------ Listed entries ------

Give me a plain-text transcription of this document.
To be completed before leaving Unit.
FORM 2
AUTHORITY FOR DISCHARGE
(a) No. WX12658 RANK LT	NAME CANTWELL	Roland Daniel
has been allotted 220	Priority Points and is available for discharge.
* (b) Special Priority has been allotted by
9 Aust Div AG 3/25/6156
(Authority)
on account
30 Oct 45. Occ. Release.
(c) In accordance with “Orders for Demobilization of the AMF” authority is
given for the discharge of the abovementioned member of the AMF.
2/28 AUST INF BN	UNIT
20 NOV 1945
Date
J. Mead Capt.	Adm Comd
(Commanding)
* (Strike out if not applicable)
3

------

→ **What is required**:
Find each line in the records holding the string "been" and show it.

→ **Result of this task**:
has been allotted 220	Priority Points and is available for discharge.
* (b) Special Priority has been allotted by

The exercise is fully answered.